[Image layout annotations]

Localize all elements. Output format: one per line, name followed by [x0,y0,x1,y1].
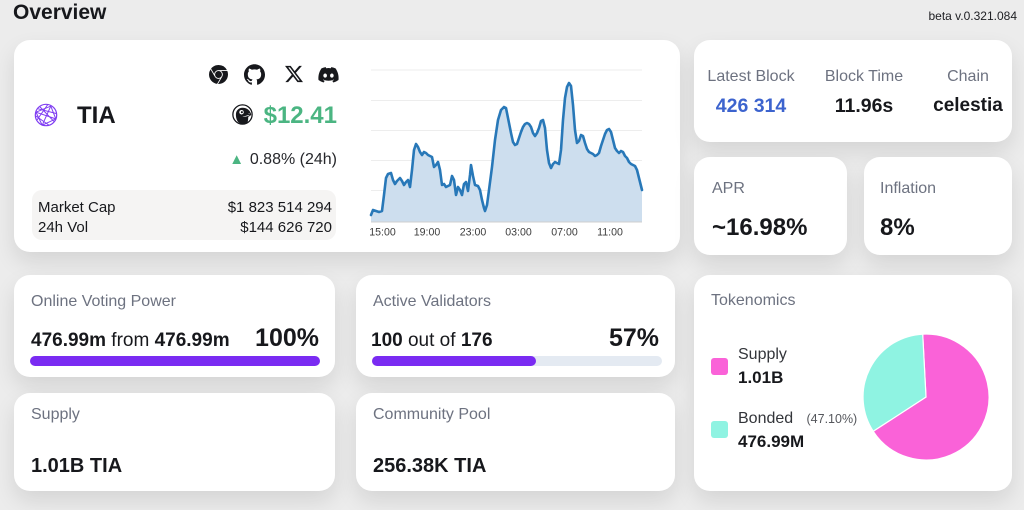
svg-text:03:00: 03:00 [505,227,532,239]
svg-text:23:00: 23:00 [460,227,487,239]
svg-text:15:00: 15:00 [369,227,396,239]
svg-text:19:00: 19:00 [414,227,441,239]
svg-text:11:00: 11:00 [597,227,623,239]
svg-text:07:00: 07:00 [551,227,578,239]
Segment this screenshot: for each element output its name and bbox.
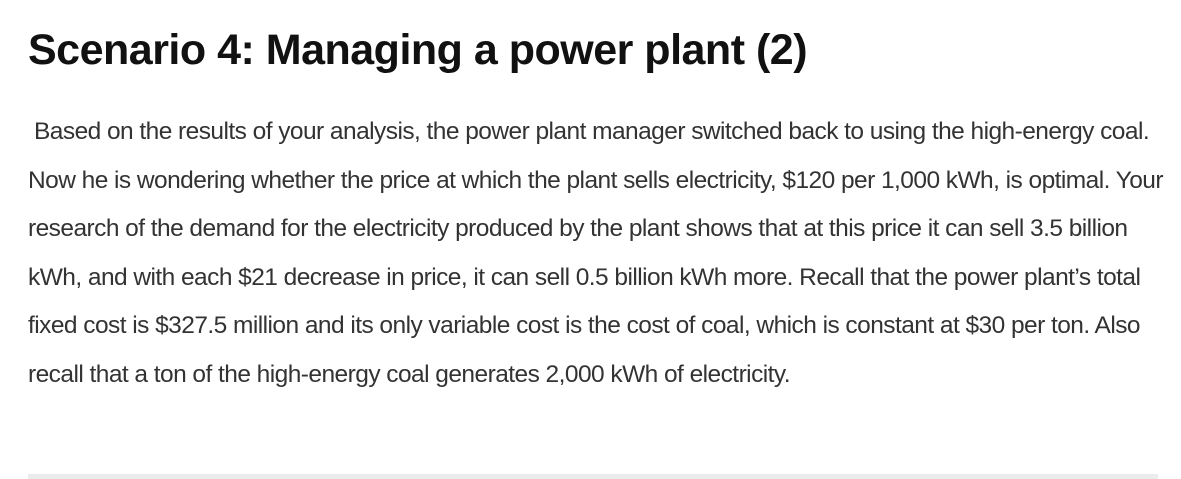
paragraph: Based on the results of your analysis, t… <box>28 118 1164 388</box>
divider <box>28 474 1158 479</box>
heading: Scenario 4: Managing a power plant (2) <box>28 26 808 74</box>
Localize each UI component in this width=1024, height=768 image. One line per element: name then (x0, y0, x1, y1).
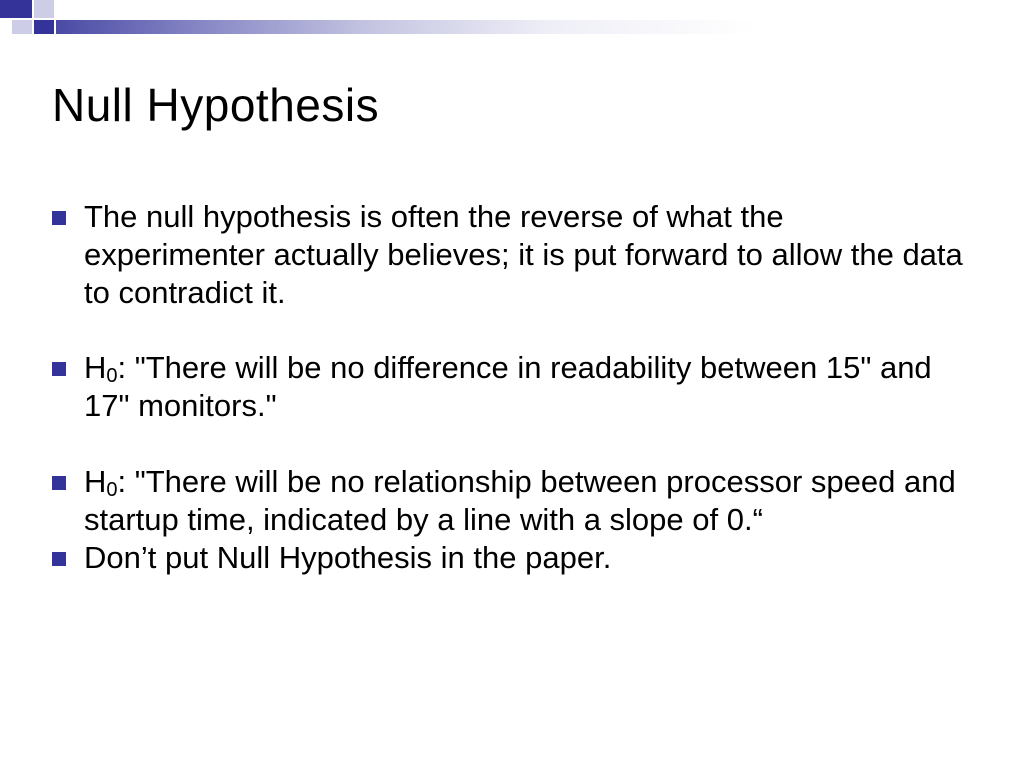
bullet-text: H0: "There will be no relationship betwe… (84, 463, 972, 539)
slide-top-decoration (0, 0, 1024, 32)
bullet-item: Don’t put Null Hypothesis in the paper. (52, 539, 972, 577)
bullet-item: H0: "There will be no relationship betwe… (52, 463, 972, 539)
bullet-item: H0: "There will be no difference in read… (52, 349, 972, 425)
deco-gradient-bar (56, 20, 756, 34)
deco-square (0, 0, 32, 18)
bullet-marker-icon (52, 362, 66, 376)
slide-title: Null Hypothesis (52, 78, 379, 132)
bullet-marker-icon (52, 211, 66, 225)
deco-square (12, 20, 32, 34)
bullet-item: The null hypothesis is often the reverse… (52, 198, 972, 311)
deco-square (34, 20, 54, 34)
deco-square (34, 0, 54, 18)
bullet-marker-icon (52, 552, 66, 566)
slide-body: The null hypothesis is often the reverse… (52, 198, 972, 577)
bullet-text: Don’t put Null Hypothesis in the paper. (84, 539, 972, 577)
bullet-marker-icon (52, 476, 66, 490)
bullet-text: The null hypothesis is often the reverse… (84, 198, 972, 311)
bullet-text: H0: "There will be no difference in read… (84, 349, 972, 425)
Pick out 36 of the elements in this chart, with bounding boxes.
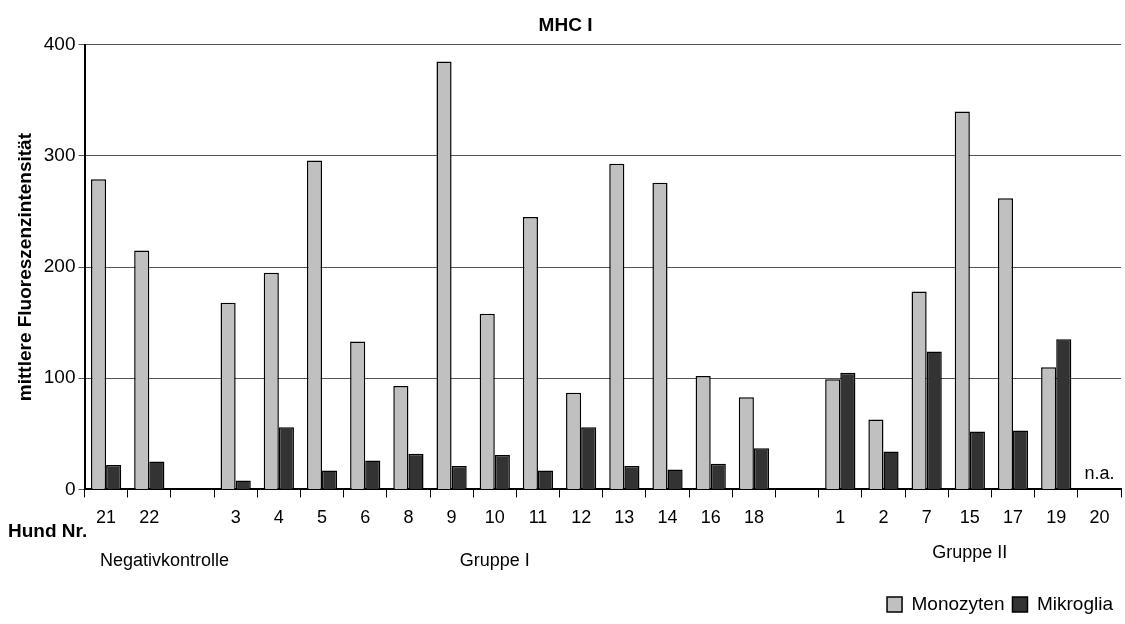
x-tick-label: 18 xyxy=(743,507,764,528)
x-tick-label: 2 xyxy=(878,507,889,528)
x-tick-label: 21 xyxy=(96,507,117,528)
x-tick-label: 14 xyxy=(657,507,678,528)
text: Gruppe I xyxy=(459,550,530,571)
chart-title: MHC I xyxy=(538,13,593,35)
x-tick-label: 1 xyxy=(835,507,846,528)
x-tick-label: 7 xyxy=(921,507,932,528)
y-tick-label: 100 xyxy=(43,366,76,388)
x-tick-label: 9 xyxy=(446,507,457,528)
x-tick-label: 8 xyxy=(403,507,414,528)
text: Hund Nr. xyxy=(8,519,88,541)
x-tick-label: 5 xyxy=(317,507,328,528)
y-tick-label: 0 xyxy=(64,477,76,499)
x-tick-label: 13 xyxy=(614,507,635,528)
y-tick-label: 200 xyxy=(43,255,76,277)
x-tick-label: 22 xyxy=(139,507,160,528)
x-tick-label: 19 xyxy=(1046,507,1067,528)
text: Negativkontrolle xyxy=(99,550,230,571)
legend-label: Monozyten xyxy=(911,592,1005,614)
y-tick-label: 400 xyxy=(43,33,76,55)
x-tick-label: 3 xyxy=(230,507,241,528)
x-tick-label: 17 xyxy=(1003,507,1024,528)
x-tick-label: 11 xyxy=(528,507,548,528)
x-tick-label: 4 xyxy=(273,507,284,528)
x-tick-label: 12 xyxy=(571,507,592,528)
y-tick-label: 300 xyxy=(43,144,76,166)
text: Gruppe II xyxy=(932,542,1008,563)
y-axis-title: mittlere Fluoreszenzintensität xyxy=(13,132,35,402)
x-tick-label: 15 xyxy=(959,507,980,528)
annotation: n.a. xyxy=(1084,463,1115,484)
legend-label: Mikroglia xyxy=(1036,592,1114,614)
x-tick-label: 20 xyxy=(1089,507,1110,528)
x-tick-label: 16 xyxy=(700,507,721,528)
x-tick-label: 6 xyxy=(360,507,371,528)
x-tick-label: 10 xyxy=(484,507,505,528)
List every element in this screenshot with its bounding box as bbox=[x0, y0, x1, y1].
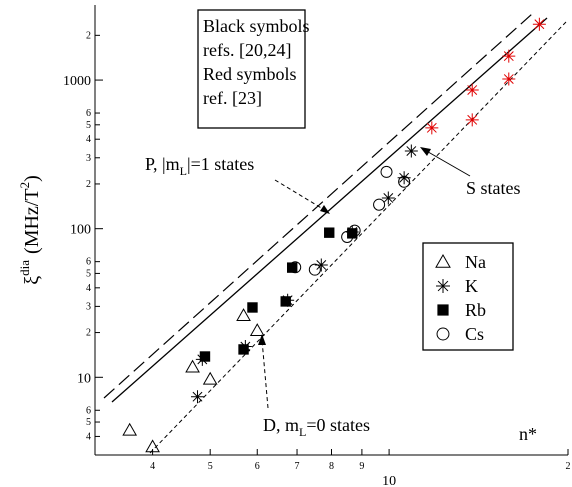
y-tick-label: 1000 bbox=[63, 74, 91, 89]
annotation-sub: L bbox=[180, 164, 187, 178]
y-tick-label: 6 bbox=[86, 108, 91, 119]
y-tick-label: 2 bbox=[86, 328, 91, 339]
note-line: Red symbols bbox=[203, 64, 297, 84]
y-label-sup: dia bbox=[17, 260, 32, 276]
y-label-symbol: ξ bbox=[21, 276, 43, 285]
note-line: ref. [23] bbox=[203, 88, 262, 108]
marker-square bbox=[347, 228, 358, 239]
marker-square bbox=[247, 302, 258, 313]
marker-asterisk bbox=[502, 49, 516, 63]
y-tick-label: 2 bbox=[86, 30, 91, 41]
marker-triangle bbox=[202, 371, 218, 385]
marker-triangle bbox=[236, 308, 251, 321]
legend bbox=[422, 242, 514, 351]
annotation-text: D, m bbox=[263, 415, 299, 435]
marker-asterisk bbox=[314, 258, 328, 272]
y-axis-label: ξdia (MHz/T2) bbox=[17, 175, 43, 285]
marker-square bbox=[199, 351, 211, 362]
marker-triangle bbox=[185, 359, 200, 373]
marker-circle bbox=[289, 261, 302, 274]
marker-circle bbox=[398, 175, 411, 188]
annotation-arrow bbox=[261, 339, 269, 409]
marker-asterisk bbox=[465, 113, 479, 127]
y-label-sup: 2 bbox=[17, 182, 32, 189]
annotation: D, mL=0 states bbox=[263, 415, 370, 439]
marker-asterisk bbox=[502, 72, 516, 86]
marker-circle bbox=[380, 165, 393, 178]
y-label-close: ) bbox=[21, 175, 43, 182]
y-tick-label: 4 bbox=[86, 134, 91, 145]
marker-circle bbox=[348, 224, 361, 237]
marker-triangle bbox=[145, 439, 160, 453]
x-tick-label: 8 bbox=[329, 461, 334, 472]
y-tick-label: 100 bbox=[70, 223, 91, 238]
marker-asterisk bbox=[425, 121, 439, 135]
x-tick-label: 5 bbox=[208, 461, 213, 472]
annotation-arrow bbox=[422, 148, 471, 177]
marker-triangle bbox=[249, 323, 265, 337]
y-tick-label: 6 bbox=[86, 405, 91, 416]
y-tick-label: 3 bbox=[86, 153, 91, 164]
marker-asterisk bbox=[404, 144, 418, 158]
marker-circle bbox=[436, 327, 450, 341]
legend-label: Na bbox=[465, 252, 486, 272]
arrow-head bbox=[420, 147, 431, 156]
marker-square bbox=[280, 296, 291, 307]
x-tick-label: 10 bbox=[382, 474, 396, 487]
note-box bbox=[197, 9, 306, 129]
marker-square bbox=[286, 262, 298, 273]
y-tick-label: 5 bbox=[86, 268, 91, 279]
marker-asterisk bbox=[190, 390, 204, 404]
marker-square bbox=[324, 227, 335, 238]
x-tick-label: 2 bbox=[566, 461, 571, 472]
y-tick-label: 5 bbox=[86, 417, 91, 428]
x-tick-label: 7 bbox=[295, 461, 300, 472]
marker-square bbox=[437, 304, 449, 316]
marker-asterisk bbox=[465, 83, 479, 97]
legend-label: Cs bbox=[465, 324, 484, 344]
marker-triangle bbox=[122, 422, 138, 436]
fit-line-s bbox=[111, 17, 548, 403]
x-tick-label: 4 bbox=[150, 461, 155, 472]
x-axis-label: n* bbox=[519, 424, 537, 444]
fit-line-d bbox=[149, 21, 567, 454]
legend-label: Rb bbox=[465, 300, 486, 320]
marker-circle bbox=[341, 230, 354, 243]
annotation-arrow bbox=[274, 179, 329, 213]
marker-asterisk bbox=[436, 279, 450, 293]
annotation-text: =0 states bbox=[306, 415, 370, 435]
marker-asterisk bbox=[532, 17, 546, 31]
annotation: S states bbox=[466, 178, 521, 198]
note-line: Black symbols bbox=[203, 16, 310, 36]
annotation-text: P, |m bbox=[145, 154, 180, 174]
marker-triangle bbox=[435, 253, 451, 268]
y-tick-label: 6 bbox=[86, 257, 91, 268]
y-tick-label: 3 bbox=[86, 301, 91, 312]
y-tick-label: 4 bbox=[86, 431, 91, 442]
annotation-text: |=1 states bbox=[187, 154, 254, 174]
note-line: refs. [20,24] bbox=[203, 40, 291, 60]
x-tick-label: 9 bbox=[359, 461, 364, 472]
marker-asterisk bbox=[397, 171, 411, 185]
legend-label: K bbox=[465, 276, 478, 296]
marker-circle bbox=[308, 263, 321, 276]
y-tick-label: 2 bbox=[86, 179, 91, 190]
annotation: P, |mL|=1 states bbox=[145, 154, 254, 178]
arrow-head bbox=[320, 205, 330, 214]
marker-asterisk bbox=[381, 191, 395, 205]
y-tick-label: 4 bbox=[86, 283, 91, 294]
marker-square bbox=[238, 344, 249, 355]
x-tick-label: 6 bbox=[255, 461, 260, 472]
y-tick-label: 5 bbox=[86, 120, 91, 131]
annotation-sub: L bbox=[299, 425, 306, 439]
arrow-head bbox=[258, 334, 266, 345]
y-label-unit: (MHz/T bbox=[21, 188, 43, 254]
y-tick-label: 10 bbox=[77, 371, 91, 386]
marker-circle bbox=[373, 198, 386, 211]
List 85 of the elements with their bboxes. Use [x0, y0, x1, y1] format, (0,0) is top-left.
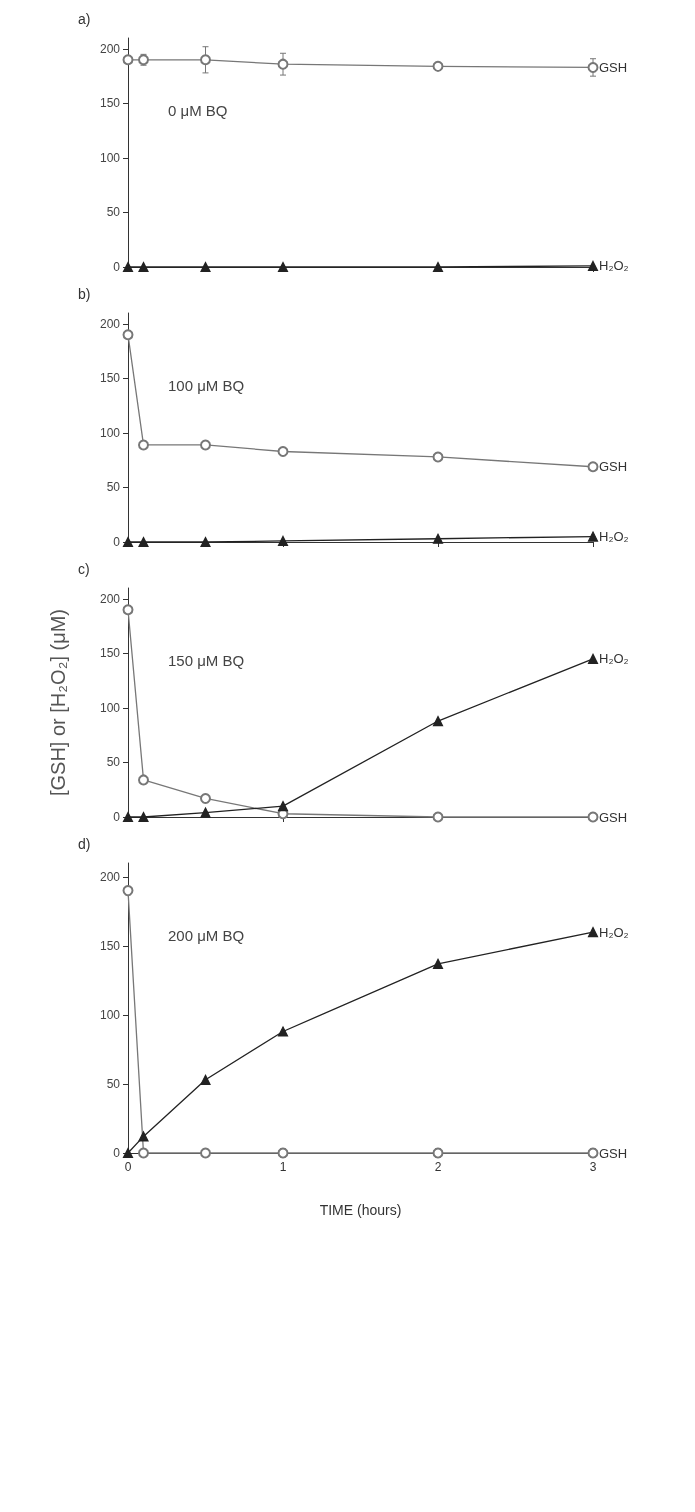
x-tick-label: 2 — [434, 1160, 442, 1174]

Exercise task: Reproduce the lines of the data word for word, starting at the line that contains "paragraph: Based on" and stopping after the line that contains "Localize each UI".

Written response:
paragraph: Based on the results of your analysis, t… <box>28 118 1164 388</box>
divider <box>28 474 1158 479</box>
heading: Scenario 4: Managing a power plant (2) <box>28 26 808 74</box>
Localize each UI component in this width=1024, height=768 image. One line per element: name then (x0, y0, x1, y1).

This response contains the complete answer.